Records supplied:
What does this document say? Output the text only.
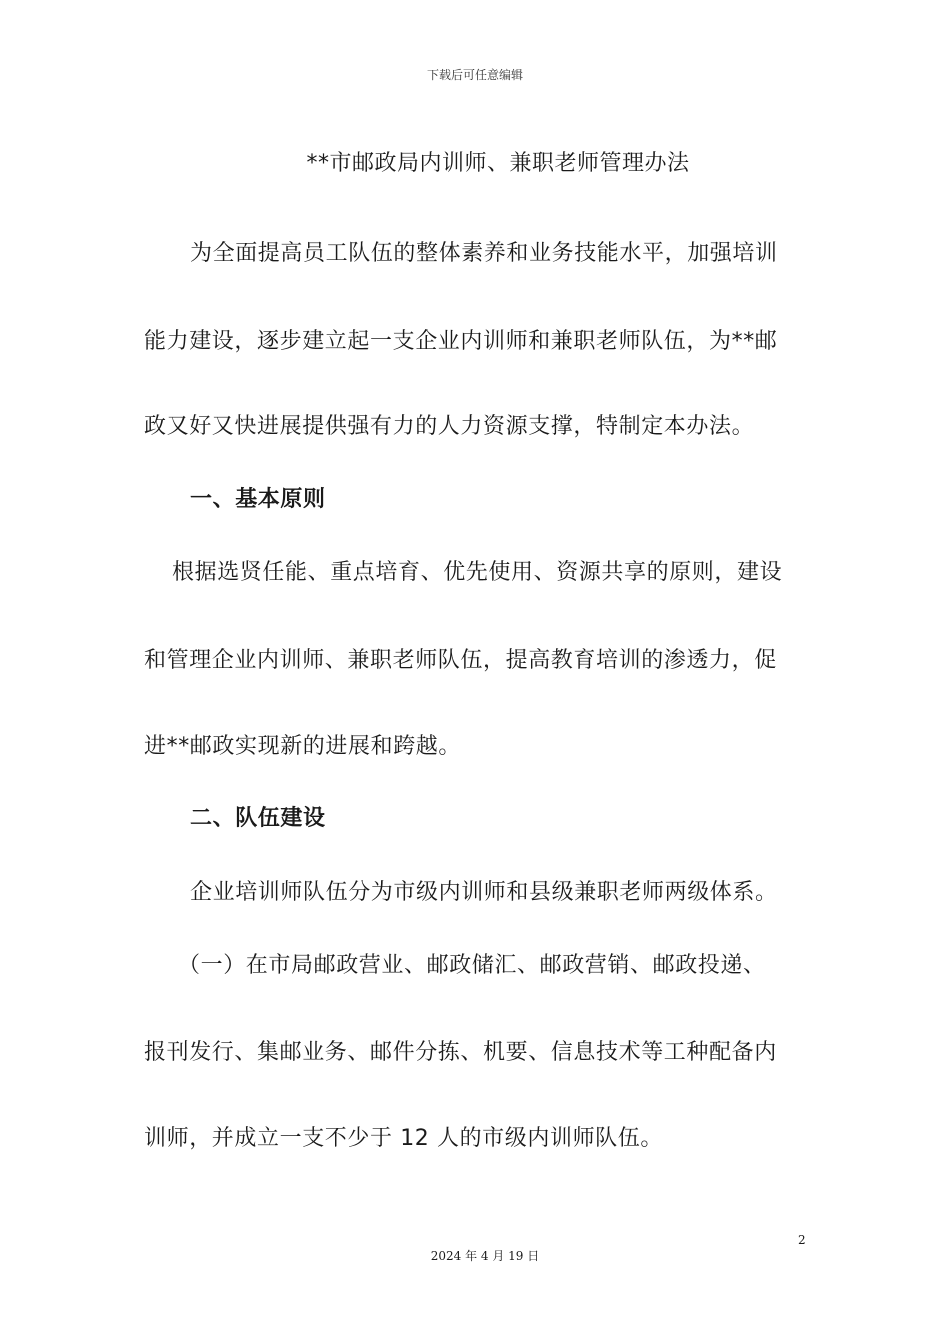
下载后可任意编辑
**市邮政局内训师、兼职老师管理办法
为全面提高员工队伍的整体素养和业务技能水平，加强培训
能力建设，逐步建立起一支企业内训师和兼职老师队伍，为**邮
政又好又快进展提供强有力的人力资源支撑，特制定本办法。
一、基本原则
根据选贤任能、重点培育、优先使用、资源共享的原则，建设
和管理企业内训师、兼职老师队伍，提高教育培训的渗透力，促
进**邮政实现新的进展和跨越。
二、队伍建设
企业培训师队伍分为市级内训师和县级兼职老师两级体系。
（一）在市局邮政营业、邮政储汇、邮政营销、邮政投递、
报刊发行、集邮业务、邮件分拣、机要、信息技术等工种配备内
训师，并成立一支不少于 12 人的市级内训师队伍。
2
2024 年 4 月 19 日
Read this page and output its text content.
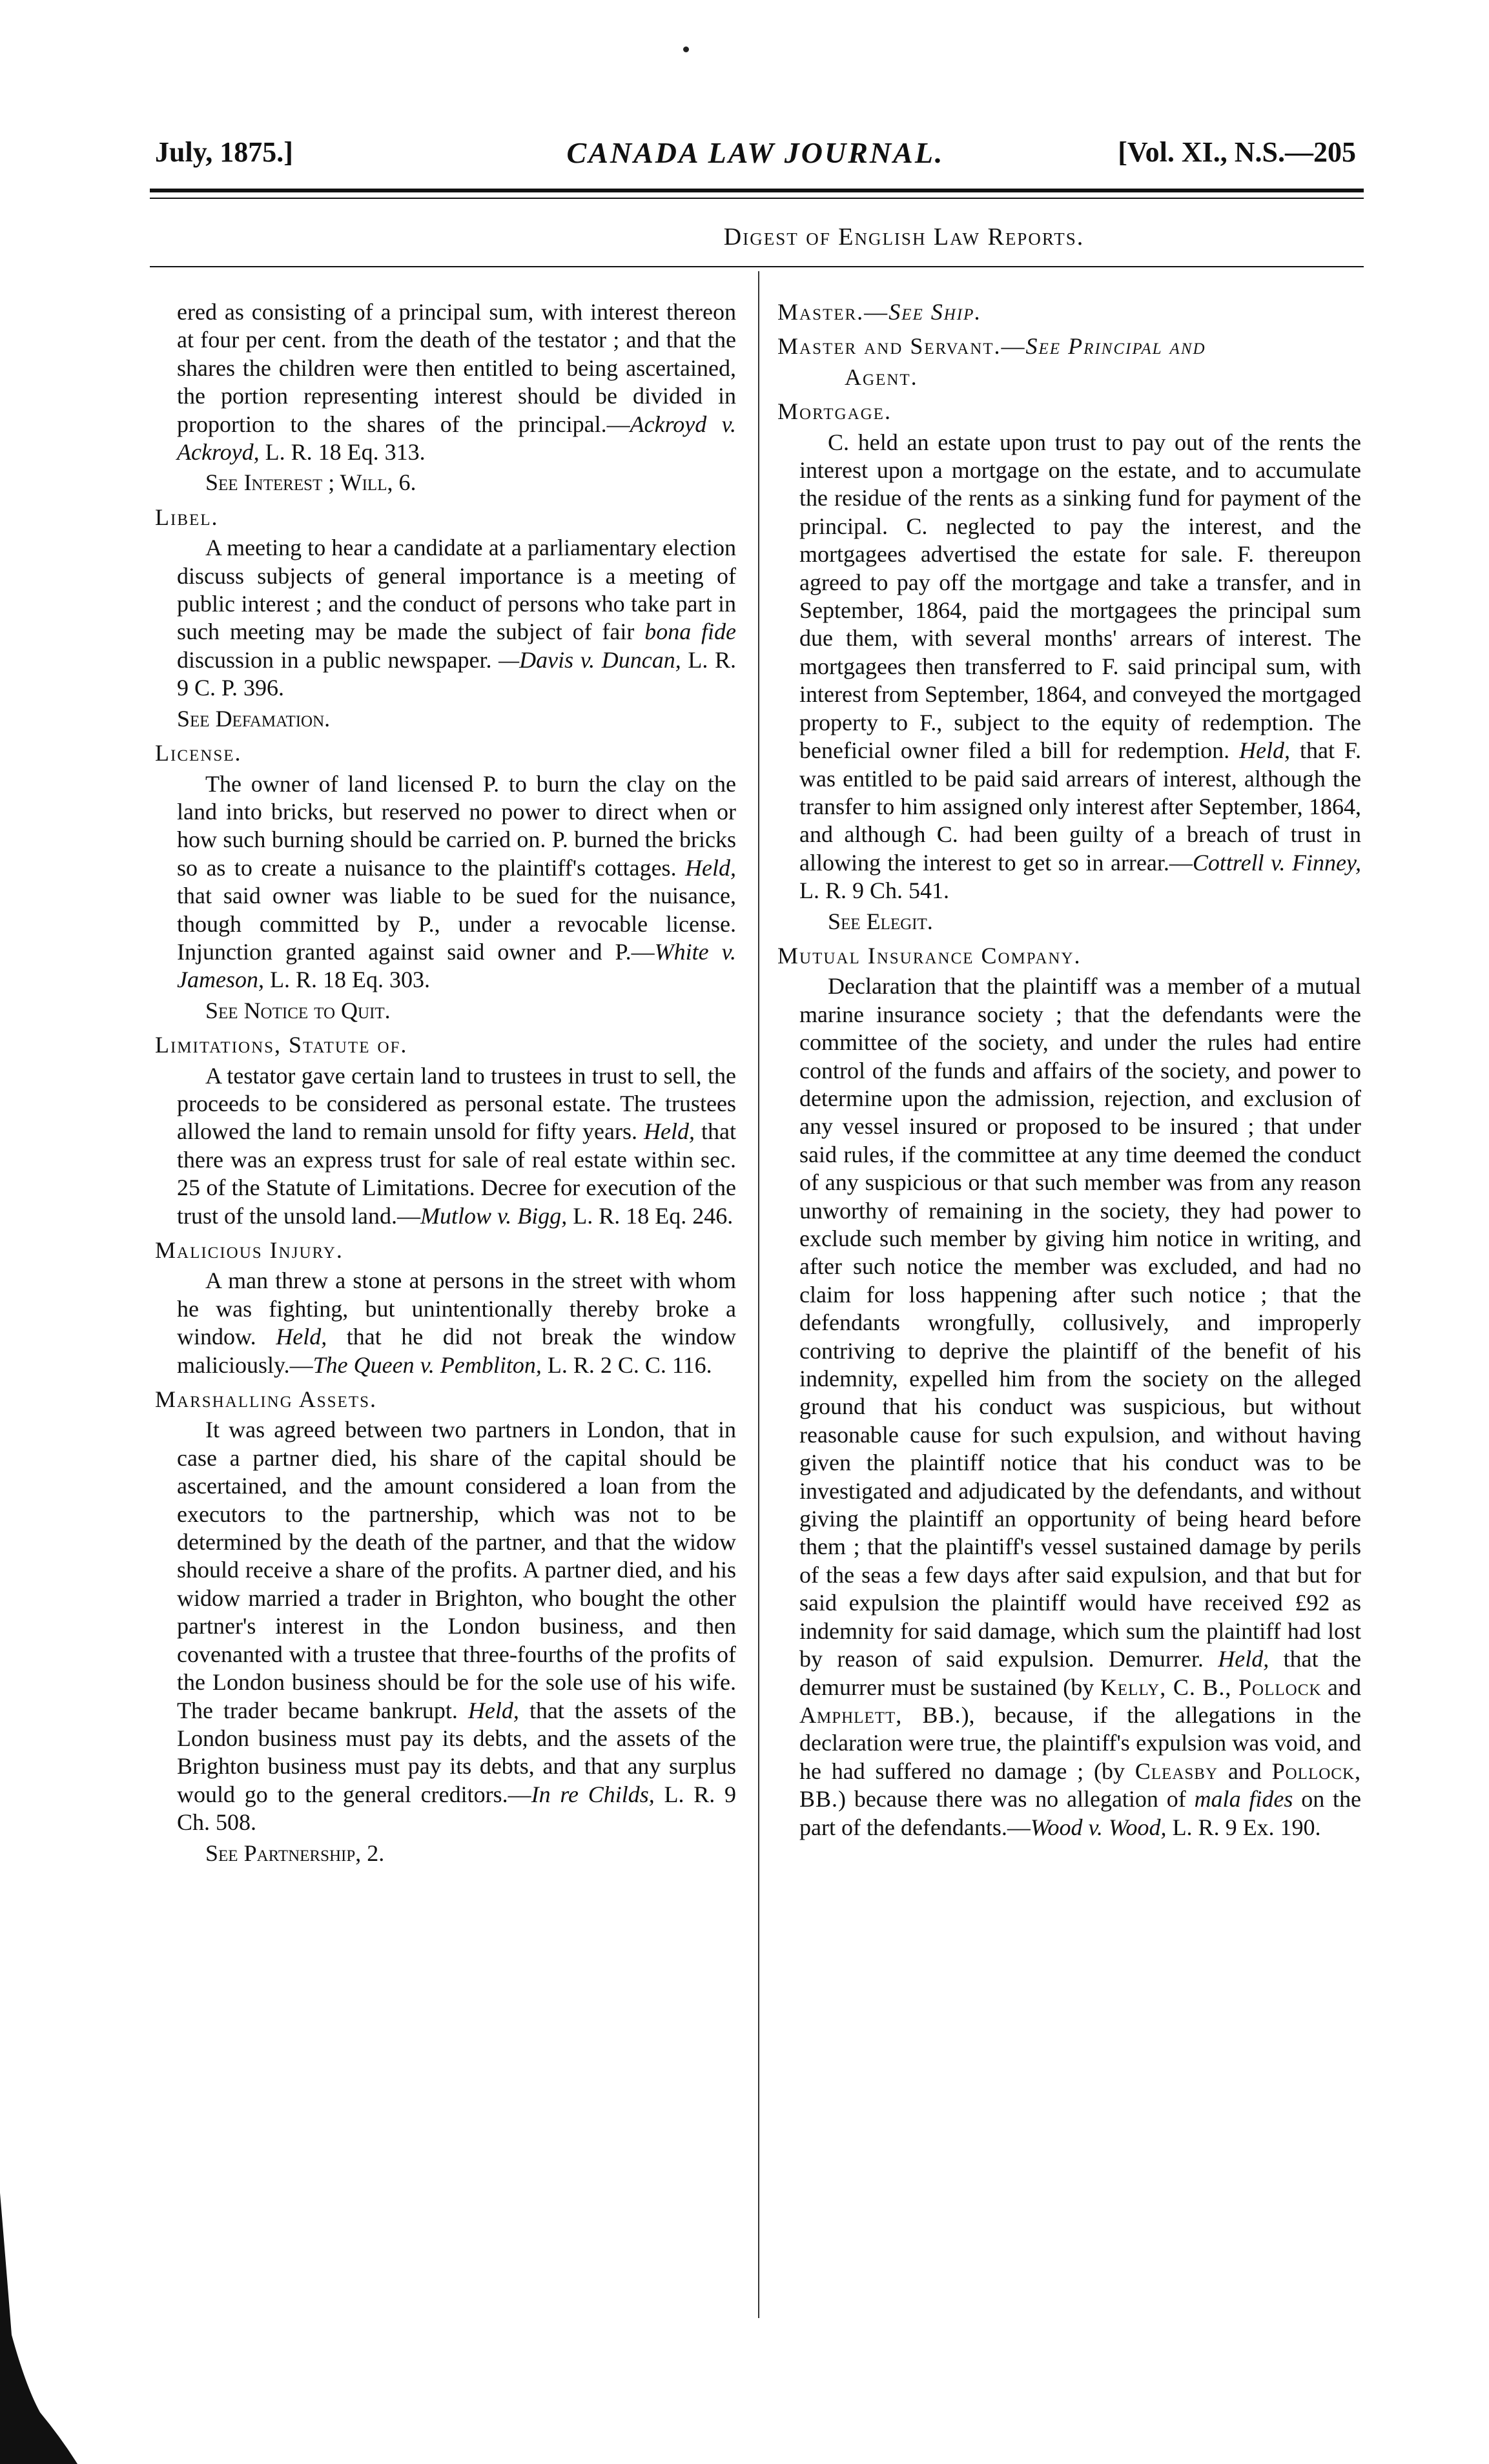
July, 1875.]	CANADA LAW JOURNAL.	[Vol. XI., N.S.—205
Digest of English Law Reports.

ered as consisting of a principal sum, with interest thereon at four per cent. from the death of the testator ; and that the shares the children were then entitled to being ascertained, the portion representing interest should be divided in proportion to the shares of the principal.—Ackroyd v. Ackroyd, L. R. 18 Eq. 313.

See Interest ; Will, 6.

Libel.

A meeting to hear a candidate at a parliamentary election discuss subjects of general importance is a meeting of public interest ; and the conduct of persons who take part in such meeting may be made the subject of fair bona fide discussion in a public newspaper. —Davis v. Duncan, L. R. 9 C. P. 396.

See Defamation.

License.

The owner of land licensed P. to burn the clay on the land into bricks, but reserved no power to direct when or how such burning should be carried on. P. burned the bricks so as to create a nuisance to the plaintiff's cottages. Held, that said owner was liable to be sued for the nuisance, though committed by P., under a revocable license. Injunction granted against said owner and P.—White v. Jameson, L. R. 18 Eq. 303.

See Notice to Quit.

Limitations, Statute of.

A testator gave certain land to trustees in trust to sell, the proceeds to be considered as personal estate. The trustees allowed the land to remain unsold for fifty years. Held, that there was an express trust for sale of real estate within sec. 25 of the Statute of Limitations. Decree for execution of the trust of the unsold land.—Mutlow v. Bigg, L. R. 18 Eq. 246.

Malicious Injury.

A man threw a stone at persons in the street with whom he was fighting, but unintentionally thereby broke a window. Held, that he did not break the window maliciously.—The Queen v. Pembliton, L. R. 2 C. C. 116.

Marshalling Assets.

It was agreed between two partners in London, that in case a partner died, his share of the capital should be ascertained, and the amount considered a loan from the executors to the partnership, which was not to be determined by the death of the partner, and that the widow should receive a share of the profits. A partner died, and his widow married a trader in Brighton, who bought the other partner's interest in the London business, and then covenanted with a trustee that three-fourths of the profits of the London business should be for the sole use of his wife. The trader became bankrupt. Held, that the assets of the London business must pay its debts, and the assets of the Brighton business must pay its debts, and that any surplus would go to the general creditors.—In re Childs, L. R. 9 Ch. 508.

See Partnership, 2.

Master.—See Ship.

Master and Servant.—See Principal and

Agent.

Mortgage.

C. held an estate upon trust to pay out of the rents the interest upon a mortgage on the estate, and to accumulate the residue of the rents as a sinking fund for payment of the principal. C. neglected to pay the interest, and the mortgagees advertised the estate for sale. F. thereupon agreed to pay off the mortgage and take a transfer, and in September, 1864, paid the mortgagees the principal sum due them, with several months' arrears of interest. The mortgagees then transferred to F. said principal sum, with interest from September, 1864, and conveyed the mortgaged property to F., subject to the equity of redemption. The beneficial owner filed a bill for redemption. Held, that F. was entitled to be paid said arrears of interest, although the transfer to him assigned only interest after September, 1864, and although C. had been guilty of a breach of trust in allowing the interest to get so in arrear.—Cottrell v. Finney, L. R. 9 Ch. 541.

See Elegit.

Mutual Insurance Company.

Declaration that the plaintiff was a member of a mutual marine insurance society ; that the defendants were the committee of the society, and under the rules had entire control of the funds and affairs of the society, and power to determine upon the admission, rejection, and exclusion of any vessel insured or proposed to be insured ; that under said rules, if the committee at any time deemed the conduct of any suspicious or that such member was from any reason unworthy of remaining in the society, they had power to exclude such member by giving him notice in writing, and after such notice the member was excluded, and had no claim for loss happening after such notice ; that the defendants wrongfully, collusively, and improperly contriving to deprive the plaintiff of the benefit of his indemnity, expelled him from the society on the alleged ground that his conduct was suspicious, but without reasonable cause for such expulsion, and without having given the plaintiff notice that his conduct was to be investigated and adjudicated by the defendants, and without giving the plaintiff an opportunity of being heard before them ; that the plaintiff's vessel sustained damage by perils of the seas a few days after said expulsion, and that but for said expulsion the plaintiff would have received £92 as indemnity for said damage, which sum the plaintiff had lost by reason of said expulsion. Demurrer. Held, that the demurrer must be sustained (by Kelly, C. B., Pollock and Amphlett, BB.), because, if the allegations in the declaration were true, the plaintiff's expulsion was void, and he had suffered no damage ; (by Cleasby and Pollock, BB.) because there was no allegation of mala fides on the part of the defendants.—Wood v. Wood, L. R. 9 Ex. 190.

Objective: Filter the records, keeping only lines that contain "Master", and show those lines.

Answer to the task:
Master.—See Ship.
Master and Servant.—See Principal and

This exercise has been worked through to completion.